# START OF Records for the exercise
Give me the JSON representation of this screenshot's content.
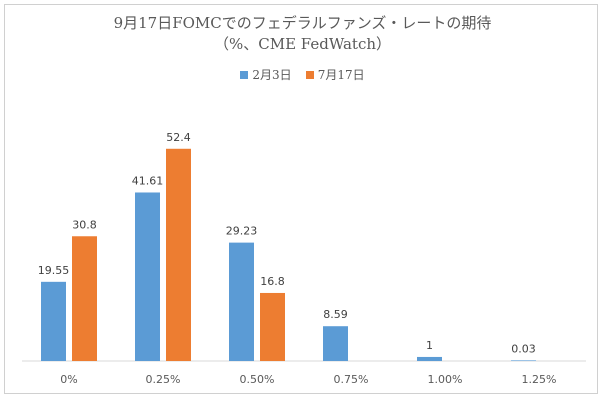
{
  "chart_data": {
    "type": "bar",
    "title": "9月17日FOMCでのフェデラルファンズ・レートの期待",
    "subtitle": "（%、CME FedWatch）",
    "categories": [
      "0%",
      "0.25%",
      "0.50%",
      "0.75%",
      "1.00%",
      "1.25%"
    ],
    "series": [
      {
        "name": "2月3日",
        "color": "#5B9BD5",
        "values": [
          19.55,
          41.61,
          29.23,
          8.59,
          1,
          0.03
        ],
        "labels": [
          "19.55",
          "41.61",
          "29.23",
          "8.59",
          "1",
          "0.03"
        ]
      },
      {
        "name": "7月17日",
        "color": "#ED7D31",
        "values": [
          30.8,
          52.4,
          16.8,
          null,
          null,
          null
        ],
        "labels": [
          "30.8",
          "52.4",
          "16.8",
          "",
          "",
          ""
        ]
      }
    ],
    "ylim": [
      0,
      60
    ],
    "grid": false,
    "legend": "top"
  }
}
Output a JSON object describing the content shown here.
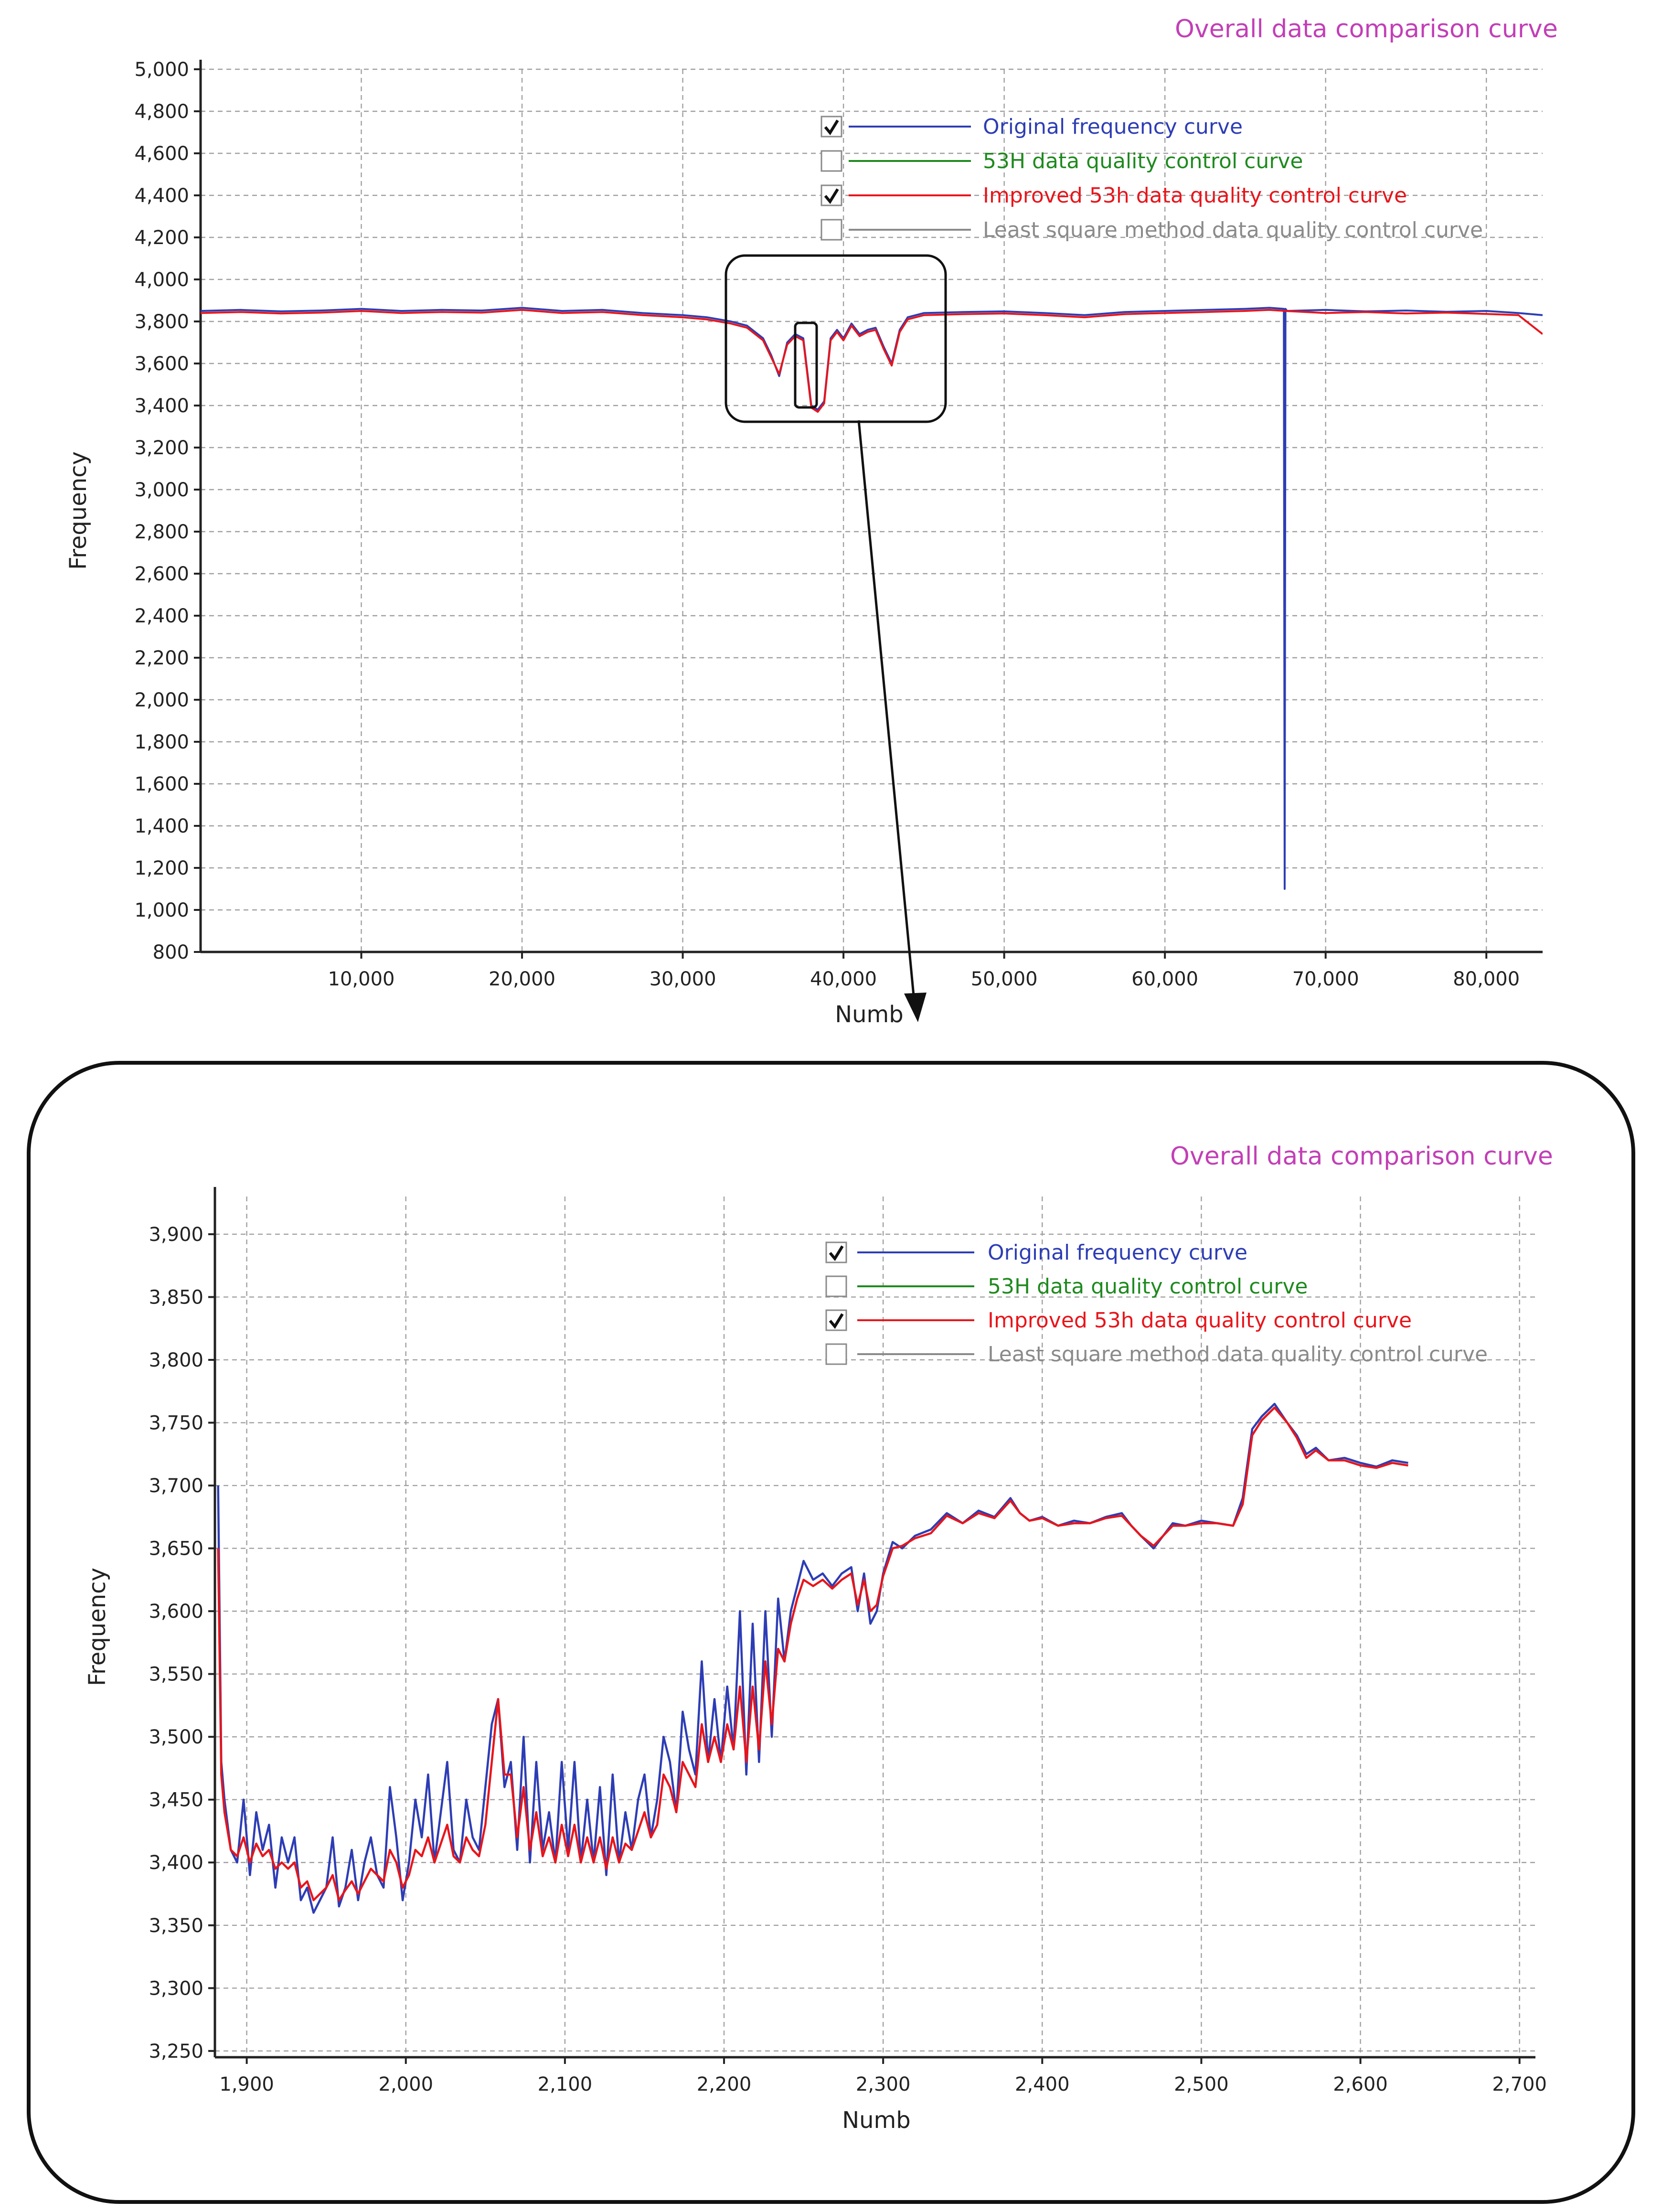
{
  "chart_data": [
    {
      "type": "line",
      "title": "Overall data comparison curve",
      "xlabel": "Numb",
      "ylabel": "Frequency",
      "xlim": [
        0,
        83500
      ],
      "ylim": [
        800,
        5000
      ],
      "xticks": [
        10000,
        20000,
        30000,
        40000,
        50000,
        60000,
        70000,
        80000
      ],
      "xtick_labels": [
        "10,000",
        "20,000",
        "30,000",
        "40,000",
        "50,000",
        "60,000",
        "70,000",
        "80,000"
      ],
      "yticks": [
        800,
        1000,
        1200,
        1400,
        1600,
        1800,
        2000,
        2200,
        2400,
        2600,
        2800,
        3000,
        3200,
        3400,
        3600,
        3800,
        4000,
        4200,
        4400,
        4600,
        4800,
        5000
      ],
      "ytick_labels": [
        "800",
        "1,000",
        "1,200",
        "1,400",
        "1,600",
        "1,800",
        "2,000",
        "2,200",
        "2,400",
        "2,600",
        "2,800",
        "3,000",
        "3,200",
        "3,400",
        "3,600",
        "3,800",
        "4,000",
        "4,200",
        "4,400",
        "4,600",
        "4,800",
        "5,000"
      ],
      "grid": true,
      "legend": [
        {
          "label": "Original frequency curve",
          "color": "#2d3db5",
          "checked": true
        },
        {
          "label": "53H data quality control curve",
          "color": "#1e8a1e",
          "checked": false
        },
        {
          "label": "Improved 53h data quality control curve",
          "color": "#e8151b",
          "checked": true
        },
        {
          "label": "Least square method data quality control curve",
          "color": "#8a8a8a",
          "checked": false
        }
      ],
      "series": [
        {
          "name": "Original frequency curve",
          "color": "#2d3db5",
          "x": [
            0,
            2500,
            5000,
            7500,
            10000,
            12500,
            15000,
            17500,
            20000,
            22500,
            25000,
            27500,
            30000,
            31500,
            33000,
            34000,
            35000,
            35500,
            36000,
            36500,
            37000,
            37500,
            38000,
            38400,
            38800,
            39200,
            39600,
            40000,
            40500,
            41000,
            41500,
            42000,
            42500,
            43000,
            43500,
            44000,
            45000,
            47500,
            50000,
            52500,
            55000,
            57500,
            60000,
            62500,
            65000,
            66500,
            67400,
            67450,
            67500,
            67600,
            70000,
            72500,
            75000,
            77500,
            80000,
            82000,
            83500
          ],
          "y": [
            3850,
            3855,
            3848,
            3852,
            3860,
            3850,
            3855,
            3852,
            3865,
            3850,
            3855,
            3840,
            3830,
            3820,
            3800,
            3780,
            3720,
            3640,
            3540,
            3700,
            3740,
            3720,
            3400,
            3380,
            3420,
            3720,
            3760,
            3720,
            3790,
            3740,
            3760,
            3770,
            3680,
            3600,
            3760,
            3820,
            3840,
            3845,
            3848,
            3840,
            3830,
            3845,
            3850,
            3855,
            3860,
            3865,
            3860,
            1100,
            3860,
            3850,
            3855,
            3848,
            3852,
            3846,
            3850,
            3840,
            3830
          ]
        },
        {
          "name": "Improved 53h data quality control curve",
          "color": "#e8151b",
          "x": [
            0,
            2500,
            5000,
            7500,
            10000,
            12500,
            15000,
            17500,
            20000,
            22500,
            25000,
            27500,
            30000,
            31500,
            33000,
            34000,
            35000,
            35500,
            36000,
            36500,
            37000,
            37500,
            38000,
            38400,
            38800,
            39200,
            39600,
            40000,
            40500,
            41000,
            41500,
            42000,
            42500,
            43000,
            43500,
            44000,
            45000,
            47500,
            50000,
            52500,
            55000,
            57500,
            60000,
            62500,
            65000,
            66500,
            67500,
            70000,
            72500,
            75000,
            77500,
            80000,
            82000,
            83500
          ],
          "y": [
            3840,
            3845,
            3838,
            3842,
            3850,
            3840,
            3845,
            3842,
            3855,
            3840,
            3845,
            3830,
            3820,
            3810,
            3790,
            3770,
            3710,
            3630,
            3550,
            3690,
            3730,
            3710,
            3390,
            3370,
            3410,
            3710,
            3750,
            3710,
            3780,
            3730,
            3750,
            3760,
            3670,
            3590,
            3750,
            3810,
            3830,
            3835,
            3838,
            3830,
            3820,
            3835,
            3840,
            3845,
            3850,
            3855,
            3850,
            3840,
            3845,
            3838,
            3842,
            3836,
            3830,
            3740
          ]
        }
      ]
    },
    {
      "type": "line",
      "title": "Overall data comparison curve",
      "xlabel": "Numb",
      "ylabel": "Frequency",
      "xlim": [
        1880,
        2710
      ],
      "ylim": [
        3245,
        3930
      ],
      "xticks": [
        1900,
        2000,
        2100,
        2200,
        2300,
        2400,
        2500,
        2600,
        2700
      ],
      "xtick_labels": [
        "1,900",
        "2,000",
        "2,100",
        "2,200",
        "2,300",
        "2,400",
        "2,500",
        "2,600",
        "2,700"
      ],
      "yticks": [
        3250,
        3300,
        3350,
        3400,
        3450,
        3500,
        3550,
        3600,
        3650,
        3700,
        3750,
        3800,
        3850,
        3900
      ],
      "ytick_labels": [
        "3,250",
        "3,300",
        "3,350",
        "3,400",
        "3,450",
        "3,500",
        "3,550",
        "3,600",
        "3,650",
        "3,700",
        "3,750",
        "3,800",
        "3,850",
        "3,900"
      ],
      "grid": true,
      "legend": [
        {
          "label": "Original frequency curve",
          "color": "#2d3db5",
          "checked": true
        },
        {
          "label": "53H data quality control curve",
          "color": "#1e8a1e",
          "checked": false
        },
        {
          "label": "Improved 53h data quality control curve",
          "color": "#e8151b",
          "checked": true
        },
        {
          "label": "Least square method data quality control curve",
          "color": "#8a8a8a",
          "checked": false
        }
      ],
      "series": [
        {
          "name": "Original frequency curve",
          "color": "#2d3db5",
          "x": [
            1882,
            1884,
            1886,
            1890,
            1894,
            1898,
            1902,
            1906,
            1910,
            1914,
            1918,
            1922,
            1926,
            1930,
            1934,
            1938,
            1942,
            1946,
            1950,
            1954,
            1958,
            1962,
            1966,
            1970,
            1974,
            1978,
            1982,
            1986,
            1990,
            1994,
            1998,
            2002,
            2006,
            2010,
            2014,
            2018,
            2022,
            2026,
            2030,
            2034,
            2038,
            2042,
            2046,
            2050,
            2054,
            2058,
            2062,
            2066,
            2070,
            2074,
            2078,
            2082,
            2086,
            2090,
            2094,
            2098,
            2102,
            2106,
            2110,
            2114,
            2118,
            2122,
            2126,
            2130,
            2134,
            2138,
            2142,
            2146,
            2150,
            2154,
            2158,
            2162,
            2166,
            2170,
            2174,
            2178,
            2182,
            2186,
            2190,
            2194,
            2198,
            2202,
            2206,
            2210,
            2214,
            2218,
            2222,
            2226,
            2230,
            2234,
            2238,
            2242,
            2246,
            2250,
            2256,
            2262,
            2268,
            2274,
            2280,
            2284,
            2288,
            2292,
            2296,
            2300,
            2306,
            2312,
            2320,
            2330,
            2340,
            2350,
            2360,
            2370,
            2380,
            2386,
            2392,
            2400,
            2410,
            2420,
            2430,
            2440,
            2450,
            2456,
            2462,
            2470,
            2476,
            2482,
            2490,
            2500,
            2510,
            2520,
            2526,
            2532,
            2538,
            2546,
            2554,
            2560,
            2566,
            2572,
            2580,
            2590,
            2600,
            2610,
            2620,
            2630
          ],
          "y": [
            3700,
            3480,
            3450,
            3410,
            3400,
            3450,
            3390,
            3440,
            3410,
            3430,
            3380,
            3420,
            3400,
            3420,
            3370,
            3380,
            3360,
            3370,
            3380,
            3420,
            3365,
            3380,
            3410,
            3370,
            3400,
            3420,
            3390,
            3380,
            3460,
            3420,
            3370,
            3400,
            3450,
            3420,
            3470,
            3400,
            3440,
            3480,
            3410,
            3400,
            3450,
            3420,
            3410,
            3460,
            3510,
            3530,
            3460,
            3480,
            3410,
            3500,
            3400,
            3480,
            3410,
            3440,
            3400,
            3480,
            3410,
            3480,
            3400,
            3450,
            3400,
            3460,
            3390,
            3470,
            3400,
            3440,
            3410,
            3450,
            3470,
            3420,
            3450,
            3500,
            3480,
            3440,
            3520,
            3490,
            3470,
            3560,
            3480,
            3530,
            3480,
            3540,
            3490,
            3600,
            3470,
            3590,
            3480,
            3600,
            3500,
            3610,
            3560,
            3600,
            3620,
            3640,
            3625,
            3630,
            3620,
            3630,
            3635,
            3600,
            3630,
            3590,
            3600,
            3630,
            3655,
            3650,
            3660,
            3665,
            3678,
            3670,
            3680,
            3675,
            3690,
            3678,
            3672,
            3675,
            3668,
            3672,
            3670,
            3675,
            3678,
            3668,
            3660,
            3650,
            3660,
            3670,
            3668,
            3672,
            3670,
            3668,
            3690,
            3745,
            3755,
            3765,
            3750,
            3740,
            3725,
            3730,
            3720,
            3722,
            3718,
            3715,
            3720,
            3718
          ]
        },
        {
          "name": "Improved 53h data quality control curve",
          "color": "#e8151b",
          "x": [
            1882,
            1884,
            1886,
            1890,
            1894,
            1898,
            1902,
            1906,
            1910,
            1914,
            1918,
            1922,
            1926,
            1930,
            1934,
            1938,
            1942,
            1946,
            1950,
            1954,
            1958,
            1962,
            1966,
            1970,
            1974,
            1978,
            1982,
            1986,
            1990,
            1994,
            1998,
            2002,
            2006,
            2010,
            2014,
            2018,
            2022,
            2026,
            2030,
            2034,
            2038,
            2042,
            2046,
            2050,
            2054,
            2058,
            2062,
            2066,
            2070,
            2074,
            2078,
            2082,
            2086,
            2090,
            2094,
            2098,
            2102,
            2106,
            2110,
            2114,
            2118,
            2122,
            2126,
            2130,
            2134,
            2138,
            2142,
            2146,
            2150,
            2154,
            2158,
            2162,
            2166,
            2170,
            2174,
            2178,
            2182,
            2186,
            2190,
            2194,
            2198,
            2202,
            2206,
            2210,
            2214,
            2218,
            2222,
            2226,
            2230,
            2234,
            2238,
            2242,
            2246,
            2250,
            2256,
            2262,
            2268,
            2274,
            2280,
            2284,
            2288,
            2292,
            2296,
            2300,
            2306,
            2312,
            2320,
            2330,
            2340,
            2350,
            2360,
            2370,
            2380,
            2386,
            2392,
            2400,
            2410,
            2420,
            2430,
            2440,
            2450,
            2456,
            2462,
            2470,
            2476,
            2482,
            2490,
            2500,
            2510,
            2520,
            2526,
            2532,
            2538,
            2546,
            2554,
            2560,
            2566,
            2572,
            2580,
            2590,
            2600,
            2610,
            2620,
            2630
          ],
          "y": [
            3650,
            3470,
            3440,
            3410,
            3405,
            3420,
            3400,
            3415,
            3405,
            3410,
            3395,
            3400,
            3395,
            3400,
            3380,
            3385,
            3370,
            3375,
            3380,
            3390,
            3370,
            3378,
            3385,
            3375,
            3385,
            3395,
            3390,
            3385,
            3410,
            3400,
            3380,
            3390,
            3410,
            3405,
            3420,
            3400,
            3415,
            3430,
            3405,
            3400,
            3420,
            3410,
            3405,
            3430,
            3480,
            3530,
            3470,
            3470,
            3420,
            3460,
            3410,
            3440,
            3405,
            3420,
            3400,
            3430,
            3405,
            3430,
            3400,
            3420,
            3400,
            3420,
            3395,
            3420,
            3400,
            3415,
            3410,
            3425,
            3440,
            3420,
            3430,
            3470,
            3460,
            3440,
            3480,
            3470,
            3460,
            3510,
            3480,
            3500,
            3480,
            3510,
            3490,
            3540,
            3480,
            3540,
            3490,
            3560,
            3510,
            3570,
            3560,
            3590,
            3610,
            3625,
            3620,
            3625,
            3618,
            3625,
            3630,
            3605,
            3625,
            3600,
            3605,
            3628,
            3650,
            3652,
            3658,
            3662,
            3676,
            3670,
            3678,
            3674,
            3688,
            3678,
            3672,
            3674,
            3668,
            3670,
            3670,
            3674,
            3676,
            3668,
            3660,
            3652,
            3660,
            3668,
            3668,
            3670,
            3670,
            3668,
            3685,
            3740,
            3752,
            3762,
            3750,
            3738,
            3722,
            3728,
            3720,
            3720,
            3716,
            3714,
            3718,
            3716
          ]
        }
      ]
    }
  ]
}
# END OF Records for the exercise
| To be done |
Each line of the material above either contains the word "JSON" or does not; state how many do, and nothing else.

| Written solution |
2